-- BEGIN PROVIDED INFORMATION --

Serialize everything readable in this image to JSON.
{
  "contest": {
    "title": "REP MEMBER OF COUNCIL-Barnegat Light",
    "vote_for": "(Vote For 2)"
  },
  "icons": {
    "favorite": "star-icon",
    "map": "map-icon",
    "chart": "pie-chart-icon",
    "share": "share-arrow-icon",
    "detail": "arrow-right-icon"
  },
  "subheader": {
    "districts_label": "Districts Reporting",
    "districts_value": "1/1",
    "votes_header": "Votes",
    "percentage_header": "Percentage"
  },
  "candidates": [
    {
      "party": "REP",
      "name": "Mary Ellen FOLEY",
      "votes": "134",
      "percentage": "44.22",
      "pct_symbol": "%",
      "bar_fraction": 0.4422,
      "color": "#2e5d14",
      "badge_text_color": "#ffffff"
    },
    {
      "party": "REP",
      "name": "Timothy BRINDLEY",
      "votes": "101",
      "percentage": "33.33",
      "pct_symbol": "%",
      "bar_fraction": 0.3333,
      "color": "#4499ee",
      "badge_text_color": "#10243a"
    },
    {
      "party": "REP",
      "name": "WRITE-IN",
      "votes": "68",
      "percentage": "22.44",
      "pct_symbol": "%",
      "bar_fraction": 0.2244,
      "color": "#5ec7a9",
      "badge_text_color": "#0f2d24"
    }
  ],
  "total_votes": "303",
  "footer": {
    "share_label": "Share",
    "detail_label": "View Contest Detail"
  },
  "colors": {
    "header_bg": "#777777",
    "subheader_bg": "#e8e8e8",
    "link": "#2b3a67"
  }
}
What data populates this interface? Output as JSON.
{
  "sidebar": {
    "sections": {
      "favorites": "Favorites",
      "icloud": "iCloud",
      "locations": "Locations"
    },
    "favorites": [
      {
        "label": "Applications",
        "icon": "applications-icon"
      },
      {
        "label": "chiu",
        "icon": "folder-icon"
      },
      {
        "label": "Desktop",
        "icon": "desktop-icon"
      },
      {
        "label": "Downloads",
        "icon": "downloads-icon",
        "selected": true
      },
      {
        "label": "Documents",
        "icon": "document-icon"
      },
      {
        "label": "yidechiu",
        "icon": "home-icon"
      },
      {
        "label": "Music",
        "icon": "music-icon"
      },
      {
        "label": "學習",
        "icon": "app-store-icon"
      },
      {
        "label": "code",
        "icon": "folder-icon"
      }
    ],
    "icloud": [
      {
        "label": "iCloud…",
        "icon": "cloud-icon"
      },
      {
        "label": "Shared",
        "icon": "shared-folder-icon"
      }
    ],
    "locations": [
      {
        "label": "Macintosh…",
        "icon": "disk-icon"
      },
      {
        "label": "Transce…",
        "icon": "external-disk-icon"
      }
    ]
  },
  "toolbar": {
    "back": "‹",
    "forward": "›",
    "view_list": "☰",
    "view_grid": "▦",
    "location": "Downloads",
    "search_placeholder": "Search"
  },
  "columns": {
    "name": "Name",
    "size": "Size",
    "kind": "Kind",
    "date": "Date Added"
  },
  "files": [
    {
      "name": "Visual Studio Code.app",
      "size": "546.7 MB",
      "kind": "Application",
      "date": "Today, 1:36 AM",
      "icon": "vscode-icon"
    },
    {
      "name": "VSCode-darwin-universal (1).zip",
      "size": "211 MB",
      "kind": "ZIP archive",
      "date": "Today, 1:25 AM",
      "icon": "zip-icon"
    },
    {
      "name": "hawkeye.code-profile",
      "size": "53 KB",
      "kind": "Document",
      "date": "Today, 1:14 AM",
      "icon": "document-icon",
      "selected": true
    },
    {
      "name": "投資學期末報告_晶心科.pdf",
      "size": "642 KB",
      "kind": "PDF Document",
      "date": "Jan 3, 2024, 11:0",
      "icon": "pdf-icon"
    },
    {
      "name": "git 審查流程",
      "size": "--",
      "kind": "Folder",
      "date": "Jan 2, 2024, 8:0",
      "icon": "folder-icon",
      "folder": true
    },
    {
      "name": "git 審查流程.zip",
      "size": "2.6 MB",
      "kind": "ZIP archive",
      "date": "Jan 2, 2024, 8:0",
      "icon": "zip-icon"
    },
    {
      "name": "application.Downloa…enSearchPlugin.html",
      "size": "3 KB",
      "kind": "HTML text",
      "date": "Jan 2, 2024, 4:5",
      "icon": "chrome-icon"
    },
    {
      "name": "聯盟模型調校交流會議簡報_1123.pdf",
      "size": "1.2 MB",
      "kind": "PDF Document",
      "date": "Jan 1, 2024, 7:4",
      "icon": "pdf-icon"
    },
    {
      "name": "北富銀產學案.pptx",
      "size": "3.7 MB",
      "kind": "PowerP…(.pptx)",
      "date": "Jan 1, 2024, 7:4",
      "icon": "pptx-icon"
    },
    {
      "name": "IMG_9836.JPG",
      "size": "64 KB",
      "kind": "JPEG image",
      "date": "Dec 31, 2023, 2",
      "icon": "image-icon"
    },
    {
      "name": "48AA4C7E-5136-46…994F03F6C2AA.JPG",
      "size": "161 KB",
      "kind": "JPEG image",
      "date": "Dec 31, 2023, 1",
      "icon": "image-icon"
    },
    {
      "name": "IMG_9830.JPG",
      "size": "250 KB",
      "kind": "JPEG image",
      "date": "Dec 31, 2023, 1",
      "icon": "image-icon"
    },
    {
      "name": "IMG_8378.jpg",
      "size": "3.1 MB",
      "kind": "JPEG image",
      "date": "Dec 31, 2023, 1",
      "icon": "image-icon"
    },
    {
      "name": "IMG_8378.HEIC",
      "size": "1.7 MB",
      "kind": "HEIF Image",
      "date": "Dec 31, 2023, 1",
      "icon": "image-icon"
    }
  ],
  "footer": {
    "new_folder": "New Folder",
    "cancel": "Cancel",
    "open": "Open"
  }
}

-- END PROVIDED INFORMATION --

◆ STATED TASK
Send back every record, precisely as written.

◆ OUTPUT OF THE TASK
Serialize everything readable in this image to JSON.
{
  "contest": {
    "title": "REP MEMBER OF COUNCIL-Barnegat Light",
    "vote_for": "(Vote For 2)"
  },
  "icons": {
    "favorite": "star-icon",
    "map": "map-icon",
    "chart": "pie-chart-icon",
    "share": "share-arrow-icon",
    "detail": "arrow-right-icon"
  },
  "subheader": {
    "districts_label": "Districts Reporting",
    "districts_value": "1/1",
    "votes_header": "Votes",
    "percentage_header": "Percentage"
  },
  "candidates": [
    {
      "party": "REP",
      "name": "Mary Ellen FOLEY",
      "votes": "134",
      "percentage": "44.22",
      "pct_symbol": "%",
      "bar_fraction": 0.4422,
      "color": "#2e5d14",
      "badge_text_color": "#ffffff"
    },
    {
      "party": "REP",
      "name": "Timothy BRINDLEY",
      "votes": "101",
      "percentage": "33.33",
      "pct_symbol": "%",
      "bar_fraction": 0.3333,
      "color": "#4499ee",
      "badge_text_color": "#10243a"
    },
    {
      "party": "REP",
      "name": "WRITE-IN",
      "votes": "68",
      "percentage": "22.44",
      "pct_symbol": "%",
      "bar_fraction": 0.2244,
      "color": "#5ec7a9",
      "badge_text_color": "#0f2d24"
    }
  ],
  "total_votes": "303",
  "footer": {
    "share_label": "Share",
    "detail_label": "View Contest Detail"
  },
  "colors": {
    "header_bg": "#777777",
    "subheader_bg": "#e8e8e8",
    "link": "#2b3a67"
  }
}
What data populates this interface? Output as JSON.
{
  "sidebar": {
    "sections": {
      "favorites": "Favorites",
      "icloud": "iCloud",
      "locations": "Locations"
    },
    "favorites": [
      {
        "label": "Applications",
        "icon": "applications-icon"
      },
      {
        "label": "chiu",
        "icon": "folder-icon"
      },
      {
        "label": "Desktop",
        "icon": "desktop-icon"
      },
      {
        "label": "Downloads",
        "icon": "downloads-icon",
        "selected": true
      },
      {
        "label": "Documents",
        "icon": "document-icon"
      },
      {
        "label": "yidechiu",
        "icon": "home-icon"
      },
      {
        "label": "Music",
        "icon": "music-icon"
      },
      {
        "label": "學習",
        "icon": "app-store-icon"
      },
      {
        "label": "code",
        "icon": "folder-icon"
      }
    ],
    "icloud": [
      {
        "label": "iCloud…",
        "icon": "cloud-icon"
      },
      {
        "label": "Shared",
        "icon": "shared-folder-icon"
      }
    ],
    "locations": [
      {
        "label": "Macintosh…",
        "icon": "disk-icon"
      },
      {
        "label": "Transce…",
        "icon": "external-disk-icon"
      }
    ]
  },
  "toolbar": {
    "back": "‹",
    "forward": "›",
    "view_list": "☰",
    "view_grid": "▦",
    "location": "Downloads",
    "search_placeholder": "Search"
  },
  "columns": {
    "name": "Name",
    "size": "Size",
    "kind": "Kind",
    "date": "Date Added"
  },
  "files": [
    {
      "name": "Visual Studio Code.app",
      "size": "546.7 MB",
      "kind": "Application",
      "date": "Today, 1:36 AM",
      "icon": "vscode-icon"
    },
    {
      "name": "VSCode-darwin-universal (1).zip",
      "size": "211 MB",
      "kind": "ZIP archive",
      "date": "Today, 1:25 AM",
      "icon": "zip-icon"
    },
    {
      "name": "hawkeye.code-profile",
      "size": "53 KB",
      "kind": "Document",
      "date": "Today, 1:14 AM",
      "icon": "document-icon",
      "selected": true
    },
    {
      "name": "投資學期末報告_晶心科.pdf",
      "size": "642 KB",
      "kind": "PDF Document",
      "date": "Jan 3, 2024, 11:0",
      "icon": "pdf-icon"
    },
    {
      "name": "git 審查流程",
      "size": "--",
      "kind": "Folder",
      "date": "Jan 2, 2024, 8:0",
      "icon": "folder-icon",
      "folder": true
    },
    {
      "name": "git 審查流程.zip",
      "size": "2.6 MB",
      "kind": "ZIP archive",
      "date": "Jan 2, 2024, 8:0",
      "icon": "zip-icon"
    },
    {
      "name": "application.Downloa…enSearchPlugin.html",
      "size": "3 KB",
      "kind": "HTML text",
      "date": "Jan 2, 2024, 4:5",
      "icon": "chrome-icon"
    },
    {
      "name": "聯盟模型調校交流會議簡報_1123.pdf",
      "size": "1.2 MB",
      "kind": "PDF Document",
      "date": "Jan 1, 2024, 7:4",
      "icon": "pdf-icon"
    },
    {
      "name": "北富銀產學案.pptx",
      "size": "3.7 MB",
      "kind": "PowerP…(.pptx)",
      "date": "Jan 1, 2024, 7:4",
      "icon": "pptx-icon"
    },
    {
      "name": "IMG_9836.JPG",
      "size": "64 KB",
      "kind": "JPEG image",
      "date": "Dec 31, 2023, 2",
      "icon": "image-icon"
    },
    {
      "name": "48AA4C7E-5136-46…994F03F6C2AA.JPG",
      "size": "161 KB",
      "kind": "JPEG image",
      "date": "Dec 31, 2023, 1",
      "icon": "image-icon"
    },
    {
      "name": "IMG_9830.JPG",
      "size": "250 KB",
      "kind": "JPEG image",
      "date": "Dec 31, 2023, 1",
      "icon": "image-icon"
    },
    {
      "name": "IMG_8378.jpg",
      "size": "3.1 MB",
      "kind": "JPEG image",
      "date": "Dec 31, 2023, 1",
      "icon": "image-icon"
    },
    {
      "name": "IMG_8378.HEIC",
      "size": "1.7 MB",
      "kind": "HEIF Image",
      "date": "Dec 31, 2023, 1",
      "icon": "image-icon"
    }
  ],
  "footer": {
    "new_folder": "New Folder",
    "cancel": "Cancel",
    "open": "Open"
  }
}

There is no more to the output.